## WHAT IS REQUIRED
Locate the word "date" in the material, then show every line that holds it.
::: DATASET CONTENT
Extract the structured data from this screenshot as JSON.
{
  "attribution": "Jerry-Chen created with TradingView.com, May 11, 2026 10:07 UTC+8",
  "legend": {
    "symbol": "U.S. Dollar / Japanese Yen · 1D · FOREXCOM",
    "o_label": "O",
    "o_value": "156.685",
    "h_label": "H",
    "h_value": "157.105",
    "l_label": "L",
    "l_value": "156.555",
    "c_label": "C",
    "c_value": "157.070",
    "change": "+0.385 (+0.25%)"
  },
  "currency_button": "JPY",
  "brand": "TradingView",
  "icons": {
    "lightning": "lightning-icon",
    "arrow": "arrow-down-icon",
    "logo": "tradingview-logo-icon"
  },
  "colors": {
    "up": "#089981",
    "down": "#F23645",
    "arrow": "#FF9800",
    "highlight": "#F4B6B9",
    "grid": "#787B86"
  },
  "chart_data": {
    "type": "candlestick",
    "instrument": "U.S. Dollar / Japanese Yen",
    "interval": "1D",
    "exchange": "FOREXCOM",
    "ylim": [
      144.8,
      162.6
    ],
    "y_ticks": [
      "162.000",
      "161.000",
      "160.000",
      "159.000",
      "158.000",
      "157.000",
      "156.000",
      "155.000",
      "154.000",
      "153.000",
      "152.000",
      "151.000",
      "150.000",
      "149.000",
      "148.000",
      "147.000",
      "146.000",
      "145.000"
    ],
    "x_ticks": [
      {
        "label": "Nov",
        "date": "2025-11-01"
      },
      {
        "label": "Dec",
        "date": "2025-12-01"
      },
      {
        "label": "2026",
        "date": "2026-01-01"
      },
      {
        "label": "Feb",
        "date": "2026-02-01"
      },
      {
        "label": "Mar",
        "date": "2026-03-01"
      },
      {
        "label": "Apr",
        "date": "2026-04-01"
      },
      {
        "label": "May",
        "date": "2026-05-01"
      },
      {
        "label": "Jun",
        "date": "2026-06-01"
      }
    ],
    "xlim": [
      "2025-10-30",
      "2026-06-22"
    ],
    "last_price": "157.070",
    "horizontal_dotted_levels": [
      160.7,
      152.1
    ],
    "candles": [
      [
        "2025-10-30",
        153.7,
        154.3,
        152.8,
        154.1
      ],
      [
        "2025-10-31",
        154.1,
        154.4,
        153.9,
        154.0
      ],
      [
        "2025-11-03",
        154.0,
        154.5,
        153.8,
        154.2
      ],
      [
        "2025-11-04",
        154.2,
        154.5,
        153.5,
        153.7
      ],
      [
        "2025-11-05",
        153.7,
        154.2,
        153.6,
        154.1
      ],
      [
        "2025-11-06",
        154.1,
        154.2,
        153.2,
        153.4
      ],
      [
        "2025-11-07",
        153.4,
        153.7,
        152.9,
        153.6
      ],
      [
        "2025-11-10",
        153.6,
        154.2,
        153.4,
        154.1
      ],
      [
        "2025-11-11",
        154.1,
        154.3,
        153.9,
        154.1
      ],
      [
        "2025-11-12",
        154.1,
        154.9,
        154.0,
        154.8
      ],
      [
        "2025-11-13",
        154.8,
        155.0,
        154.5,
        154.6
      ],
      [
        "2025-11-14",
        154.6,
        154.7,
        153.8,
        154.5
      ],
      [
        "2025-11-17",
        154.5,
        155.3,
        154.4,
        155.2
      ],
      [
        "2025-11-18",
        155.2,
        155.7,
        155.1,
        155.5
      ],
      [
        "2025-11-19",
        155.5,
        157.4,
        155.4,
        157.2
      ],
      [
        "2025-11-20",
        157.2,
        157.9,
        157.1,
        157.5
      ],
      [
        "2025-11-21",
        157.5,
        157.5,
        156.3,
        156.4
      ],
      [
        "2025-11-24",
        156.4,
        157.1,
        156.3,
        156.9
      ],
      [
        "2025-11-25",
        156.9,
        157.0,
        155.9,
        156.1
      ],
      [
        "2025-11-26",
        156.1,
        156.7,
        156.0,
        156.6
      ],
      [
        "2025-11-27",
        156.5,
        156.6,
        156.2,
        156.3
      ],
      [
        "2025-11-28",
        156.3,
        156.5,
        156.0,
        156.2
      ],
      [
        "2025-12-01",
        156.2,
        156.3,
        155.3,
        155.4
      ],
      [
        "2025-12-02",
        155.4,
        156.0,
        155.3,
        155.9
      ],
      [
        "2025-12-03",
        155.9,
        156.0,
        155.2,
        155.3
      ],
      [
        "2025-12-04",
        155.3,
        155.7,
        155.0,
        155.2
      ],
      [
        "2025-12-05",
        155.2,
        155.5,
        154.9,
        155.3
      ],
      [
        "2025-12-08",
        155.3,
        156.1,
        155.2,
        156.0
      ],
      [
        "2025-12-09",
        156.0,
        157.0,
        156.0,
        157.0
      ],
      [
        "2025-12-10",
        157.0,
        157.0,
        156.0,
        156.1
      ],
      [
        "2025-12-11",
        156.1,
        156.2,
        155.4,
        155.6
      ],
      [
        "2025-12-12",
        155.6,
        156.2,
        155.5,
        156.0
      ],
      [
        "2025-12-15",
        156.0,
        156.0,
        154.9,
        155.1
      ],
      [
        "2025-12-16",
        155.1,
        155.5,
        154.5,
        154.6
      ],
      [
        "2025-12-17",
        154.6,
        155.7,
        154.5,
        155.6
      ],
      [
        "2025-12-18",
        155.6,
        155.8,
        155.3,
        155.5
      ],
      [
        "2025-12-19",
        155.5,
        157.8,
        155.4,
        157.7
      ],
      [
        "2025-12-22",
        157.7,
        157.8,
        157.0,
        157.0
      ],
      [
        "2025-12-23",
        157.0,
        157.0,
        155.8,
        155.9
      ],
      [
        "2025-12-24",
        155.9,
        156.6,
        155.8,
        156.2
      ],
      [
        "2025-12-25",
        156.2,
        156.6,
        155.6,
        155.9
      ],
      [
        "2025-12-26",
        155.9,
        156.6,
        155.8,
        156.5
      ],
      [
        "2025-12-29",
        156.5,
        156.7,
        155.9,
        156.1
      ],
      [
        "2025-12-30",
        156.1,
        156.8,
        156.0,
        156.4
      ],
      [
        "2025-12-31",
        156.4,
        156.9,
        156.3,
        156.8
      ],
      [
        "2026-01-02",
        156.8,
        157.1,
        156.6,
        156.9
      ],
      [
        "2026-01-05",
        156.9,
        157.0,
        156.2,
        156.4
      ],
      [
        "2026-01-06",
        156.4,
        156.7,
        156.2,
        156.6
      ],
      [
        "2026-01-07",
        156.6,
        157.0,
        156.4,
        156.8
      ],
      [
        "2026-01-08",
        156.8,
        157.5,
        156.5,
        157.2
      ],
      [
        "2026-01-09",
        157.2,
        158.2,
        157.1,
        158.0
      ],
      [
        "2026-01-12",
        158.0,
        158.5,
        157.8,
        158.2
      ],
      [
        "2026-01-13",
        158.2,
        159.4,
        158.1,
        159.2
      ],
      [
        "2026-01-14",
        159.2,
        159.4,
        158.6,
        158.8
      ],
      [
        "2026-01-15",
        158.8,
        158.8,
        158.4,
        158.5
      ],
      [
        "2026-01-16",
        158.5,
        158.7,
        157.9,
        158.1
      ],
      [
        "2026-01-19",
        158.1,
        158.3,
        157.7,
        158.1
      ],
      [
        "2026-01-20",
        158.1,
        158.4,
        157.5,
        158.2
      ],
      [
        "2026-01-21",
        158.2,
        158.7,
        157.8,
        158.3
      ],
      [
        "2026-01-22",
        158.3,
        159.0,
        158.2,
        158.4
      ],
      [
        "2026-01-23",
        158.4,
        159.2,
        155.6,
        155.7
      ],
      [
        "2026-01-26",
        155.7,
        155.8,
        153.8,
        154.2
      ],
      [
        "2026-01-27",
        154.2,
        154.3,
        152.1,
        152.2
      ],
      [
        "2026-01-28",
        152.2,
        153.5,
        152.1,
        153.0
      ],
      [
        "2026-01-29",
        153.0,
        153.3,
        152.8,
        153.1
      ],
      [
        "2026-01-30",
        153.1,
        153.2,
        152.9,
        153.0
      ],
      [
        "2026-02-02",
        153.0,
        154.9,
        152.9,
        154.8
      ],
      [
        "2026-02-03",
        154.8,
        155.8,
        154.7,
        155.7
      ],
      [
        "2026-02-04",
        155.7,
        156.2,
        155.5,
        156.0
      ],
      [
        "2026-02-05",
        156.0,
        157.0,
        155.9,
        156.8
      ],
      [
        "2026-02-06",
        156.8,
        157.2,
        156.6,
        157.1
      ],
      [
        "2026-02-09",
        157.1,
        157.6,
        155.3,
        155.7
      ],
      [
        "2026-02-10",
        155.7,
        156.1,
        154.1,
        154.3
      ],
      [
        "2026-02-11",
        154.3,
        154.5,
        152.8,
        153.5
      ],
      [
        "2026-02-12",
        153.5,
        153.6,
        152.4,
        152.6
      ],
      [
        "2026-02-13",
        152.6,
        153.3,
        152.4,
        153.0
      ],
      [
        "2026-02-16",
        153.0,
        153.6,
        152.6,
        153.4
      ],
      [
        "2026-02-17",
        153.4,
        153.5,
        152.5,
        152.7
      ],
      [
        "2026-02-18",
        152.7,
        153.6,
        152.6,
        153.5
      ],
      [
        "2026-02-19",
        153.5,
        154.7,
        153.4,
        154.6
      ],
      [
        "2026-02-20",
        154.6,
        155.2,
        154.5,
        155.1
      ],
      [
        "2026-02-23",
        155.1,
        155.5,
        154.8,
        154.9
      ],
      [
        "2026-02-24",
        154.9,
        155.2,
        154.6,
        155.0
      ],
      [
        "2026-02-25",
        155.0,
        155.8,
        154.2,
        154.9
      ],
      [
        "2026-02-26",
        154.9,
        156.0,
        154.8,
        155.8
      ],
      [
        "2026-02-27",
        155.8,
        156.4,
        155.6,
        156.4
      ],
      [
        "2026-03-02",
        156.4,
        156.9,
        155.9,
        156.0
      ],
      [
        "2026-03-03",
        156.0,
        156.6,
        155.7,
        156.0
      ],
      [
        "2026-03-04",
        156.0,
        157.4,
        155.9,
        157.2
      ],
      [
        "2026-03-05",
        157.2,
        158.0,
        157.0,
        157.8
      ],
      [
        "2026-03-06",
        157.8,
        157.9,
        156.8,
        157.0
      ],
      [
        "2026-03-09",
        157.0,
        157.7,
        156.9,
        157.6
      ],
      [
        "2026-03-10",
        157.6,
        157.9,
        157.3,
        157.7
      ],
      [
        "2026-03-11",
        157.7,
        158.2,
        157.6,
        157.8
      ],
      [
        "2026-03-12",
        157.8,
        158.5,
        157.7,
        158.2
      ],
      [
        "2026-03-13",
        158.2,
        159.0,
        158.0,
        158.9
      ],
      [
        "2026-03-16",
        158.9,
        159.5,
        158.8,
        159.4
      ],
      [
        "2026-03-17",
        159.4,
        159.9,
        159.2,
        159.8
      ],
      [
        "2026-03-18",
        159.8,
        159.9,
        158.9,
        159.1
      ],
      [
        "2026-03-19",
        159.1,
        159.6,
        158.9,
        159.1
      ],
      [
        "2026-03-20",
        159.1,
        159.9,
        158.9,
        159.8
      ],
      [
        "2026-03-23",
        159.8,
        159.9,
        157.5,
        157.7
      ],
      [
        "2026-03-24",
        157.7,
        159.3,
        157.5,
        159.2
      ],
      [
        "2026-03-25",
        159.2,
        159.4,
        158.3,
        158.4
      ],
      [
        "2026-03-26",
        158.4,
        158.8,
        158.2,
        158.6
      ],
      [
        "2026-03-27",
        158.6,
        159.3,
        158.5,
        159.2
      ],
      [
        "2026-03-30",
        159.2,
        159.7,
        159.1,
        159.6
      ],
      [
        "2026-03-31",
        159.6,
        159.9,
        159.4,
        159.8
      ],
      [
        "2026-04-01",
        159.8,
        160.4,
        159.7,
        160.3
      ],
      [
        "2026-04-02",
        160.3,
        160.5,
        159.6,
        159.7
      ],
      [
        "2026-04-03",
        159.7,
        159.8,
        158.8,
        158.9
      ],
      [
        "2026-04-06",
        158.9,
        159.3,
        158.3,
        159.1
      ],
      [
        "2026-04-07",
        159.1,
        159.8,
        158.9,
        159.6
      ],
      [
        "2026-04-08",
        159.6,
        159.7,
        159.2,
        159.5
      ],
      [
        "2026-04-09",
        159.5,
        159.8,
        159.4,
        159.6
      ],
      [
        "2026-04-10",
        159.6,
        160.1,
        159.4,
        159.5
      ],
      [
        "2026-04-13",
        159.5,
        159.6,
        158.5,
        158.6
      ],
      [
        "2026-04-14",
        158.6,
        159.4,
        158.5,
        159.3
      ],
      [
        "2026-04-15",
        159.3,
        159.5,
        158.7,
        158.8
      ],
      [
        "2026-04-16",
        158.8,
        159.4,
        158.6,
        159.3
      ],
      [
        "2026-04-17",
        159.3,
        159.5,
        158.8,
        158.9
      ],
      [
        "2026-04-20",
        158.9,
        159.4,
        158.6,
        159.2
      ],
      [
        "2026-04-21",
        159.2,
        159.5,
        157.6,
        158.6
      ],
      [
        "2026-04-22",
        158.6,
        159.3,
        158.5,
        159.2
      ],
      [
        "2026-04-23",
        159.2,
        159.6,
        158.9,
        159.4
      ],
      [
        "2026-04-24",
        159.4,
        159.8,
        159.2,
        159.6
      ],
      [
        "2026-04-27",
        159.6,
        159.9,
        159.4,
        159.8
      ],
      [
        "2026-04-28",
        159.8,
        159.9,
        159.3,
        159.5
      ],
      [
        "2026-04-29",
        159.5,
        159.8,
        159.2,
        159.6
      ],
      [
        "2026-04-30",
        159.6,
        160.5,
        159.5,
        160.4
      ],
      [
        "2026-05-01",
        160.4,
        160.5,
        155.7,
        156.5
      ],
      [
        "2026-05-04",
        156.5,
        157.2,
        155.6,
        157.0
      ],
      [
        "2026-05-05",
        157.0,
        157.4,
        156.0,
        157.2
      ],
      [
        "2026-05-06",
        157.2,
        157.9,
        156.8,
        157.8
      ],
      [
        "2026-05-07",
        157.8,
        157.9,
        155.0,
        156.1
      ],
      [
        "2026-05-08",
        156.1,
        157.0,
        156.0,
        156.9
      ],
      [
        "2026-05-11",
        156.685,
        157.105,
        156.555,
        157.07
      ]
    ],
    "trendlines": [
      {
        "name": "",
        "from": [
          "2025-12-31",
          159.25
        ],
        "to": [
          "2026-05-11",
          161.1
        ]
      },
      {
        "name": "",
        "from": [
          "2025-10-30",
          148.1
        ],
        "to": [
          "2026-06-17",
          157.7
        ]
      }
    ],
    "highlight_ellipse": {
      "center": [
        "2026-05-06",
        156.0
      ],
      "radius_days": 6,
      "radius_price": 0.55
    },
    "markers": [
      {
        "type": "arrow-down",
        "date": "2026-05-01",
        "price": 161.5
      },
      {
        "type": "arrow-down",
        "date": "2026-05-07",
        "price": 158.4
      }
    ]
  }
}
::::::
## RESULT OF THIS EXERCISE
        "date": "2025-11-01"
        "date": "2025-12-01"
        "date": "2026-01-01"
        "date": "2026-02-01"
        "date": "2026-03-01"
        "date": "2026-04-01"
        "date": "2026-05-01"
        "date": "2026-06-01"
        "date": "2026-05-01",
        "date": "2026-05-07",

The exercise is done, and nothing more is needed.